# PROBLEM STATEMENT
Below are the records; collect from them each line containing the string "sender".

# MATERIAL FOR THE TASK

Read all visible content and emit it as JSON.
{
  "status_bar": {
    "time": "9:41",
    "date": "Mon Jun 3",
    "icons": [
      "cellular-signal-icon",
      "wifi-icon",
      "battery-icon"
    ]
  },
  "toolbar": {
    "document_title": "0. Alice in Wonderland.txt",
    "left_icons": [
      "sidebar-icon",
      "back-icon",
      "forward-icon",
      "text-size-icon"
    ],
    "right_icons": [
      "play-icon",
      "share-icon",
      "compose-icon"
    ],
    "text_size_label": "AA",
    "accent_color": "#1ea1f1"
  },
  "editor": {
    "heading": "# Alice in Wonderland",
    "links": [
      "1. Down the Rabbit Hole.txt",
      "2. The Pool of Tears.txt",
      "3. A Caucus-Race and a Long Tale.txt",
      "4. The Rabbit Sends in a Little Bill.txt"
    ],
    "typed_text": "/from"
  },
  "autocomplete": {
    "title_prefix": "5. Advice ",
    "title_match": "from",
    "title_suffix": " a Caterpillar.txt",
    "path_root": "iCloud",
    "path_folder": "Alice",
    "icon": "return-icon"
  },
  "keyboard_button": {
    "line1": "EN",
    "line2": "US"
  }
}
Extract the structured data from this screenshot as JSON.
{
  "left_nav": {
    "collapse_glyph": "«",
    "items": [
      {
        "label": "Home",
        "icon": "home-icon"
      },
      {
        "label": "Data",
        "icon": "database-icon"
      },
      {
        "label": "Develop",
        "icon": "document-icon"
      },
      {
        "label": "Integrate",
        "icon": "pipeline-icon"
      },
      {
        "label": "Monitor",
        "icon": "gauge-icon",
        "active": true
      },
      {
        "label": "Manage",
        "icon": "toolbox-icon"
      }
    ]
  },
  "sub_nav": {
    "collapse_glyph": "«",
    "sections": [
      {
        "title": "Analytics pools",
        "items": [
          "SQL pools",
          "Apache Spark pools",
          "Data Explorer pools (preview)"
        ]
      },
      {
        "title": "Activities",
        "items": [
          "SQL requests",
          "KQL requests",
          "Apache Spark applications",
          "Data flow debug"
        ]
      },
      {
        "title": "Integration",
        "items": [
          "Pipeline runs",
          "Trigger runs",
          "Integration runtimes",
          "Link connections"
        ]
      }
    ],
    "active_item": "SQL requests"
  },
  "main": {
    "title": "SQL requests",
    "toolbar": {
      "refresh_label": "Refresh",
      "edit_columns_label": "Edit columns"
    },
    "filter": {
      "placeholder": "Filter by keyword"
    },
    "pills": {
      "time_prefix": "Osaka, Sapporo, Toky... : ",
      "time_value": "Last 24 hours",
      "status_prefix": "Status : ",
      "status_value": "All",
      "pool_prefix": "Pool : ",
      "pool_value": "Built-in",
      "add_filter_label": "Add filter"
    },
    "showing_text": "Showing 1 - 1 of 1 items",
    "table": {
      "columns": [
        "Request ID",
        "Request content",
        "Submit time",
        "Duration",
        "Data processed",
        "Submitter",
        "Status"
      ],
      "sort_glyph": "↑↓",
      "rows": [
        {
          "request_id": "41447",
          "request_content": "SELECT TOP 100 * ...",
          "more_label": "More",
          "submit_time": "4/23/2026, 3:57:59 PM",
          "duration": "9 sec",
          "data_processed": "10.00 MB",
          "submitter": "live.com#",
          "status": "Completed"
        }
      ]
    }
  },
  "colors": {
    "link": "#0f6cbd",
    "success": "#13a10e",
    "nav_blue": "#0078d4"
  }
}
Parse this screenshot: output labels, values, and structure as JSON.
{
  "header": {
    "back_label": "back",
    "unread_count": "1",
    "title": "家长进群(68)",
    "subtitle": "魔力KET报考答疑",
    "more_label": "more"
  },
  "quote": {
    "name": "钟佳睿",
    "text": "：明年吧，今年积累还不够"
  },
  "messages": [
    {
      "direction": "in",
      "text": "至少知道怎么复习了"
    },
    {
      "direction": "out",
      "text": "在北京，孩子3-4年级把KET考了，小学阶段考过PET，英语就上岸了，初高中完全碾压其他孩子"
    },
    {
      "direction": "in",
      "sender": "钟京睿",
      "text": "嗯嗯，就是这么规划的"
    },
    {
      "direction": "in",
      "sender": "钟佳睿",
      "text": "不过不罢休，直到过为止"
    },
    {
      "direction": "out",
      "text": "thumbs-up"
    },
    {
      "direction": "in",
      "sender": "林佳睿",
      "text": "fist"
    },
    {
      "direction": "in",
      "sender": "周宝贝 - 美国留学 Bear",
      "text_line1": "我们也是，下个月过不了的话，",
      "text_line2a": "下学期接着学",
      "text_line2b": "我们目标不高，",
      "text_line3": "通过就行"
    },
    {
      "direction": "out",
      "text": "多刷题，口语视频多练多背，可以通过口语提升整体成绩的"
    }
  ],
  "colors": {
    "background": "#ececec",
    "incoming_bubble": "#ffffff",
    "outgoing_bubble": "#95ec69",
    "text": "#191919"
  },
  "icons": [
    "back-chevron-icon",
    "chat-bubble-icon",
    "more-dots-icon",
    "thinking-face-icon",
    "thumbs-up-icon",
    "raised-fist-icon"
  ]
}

# FULL SOLUTION
      "sender": "钟京睿",
      "sender": "钟佳睿",
      "sender": "林佳睿",
      "sender": "周宝贝 - 美国留学 Bear",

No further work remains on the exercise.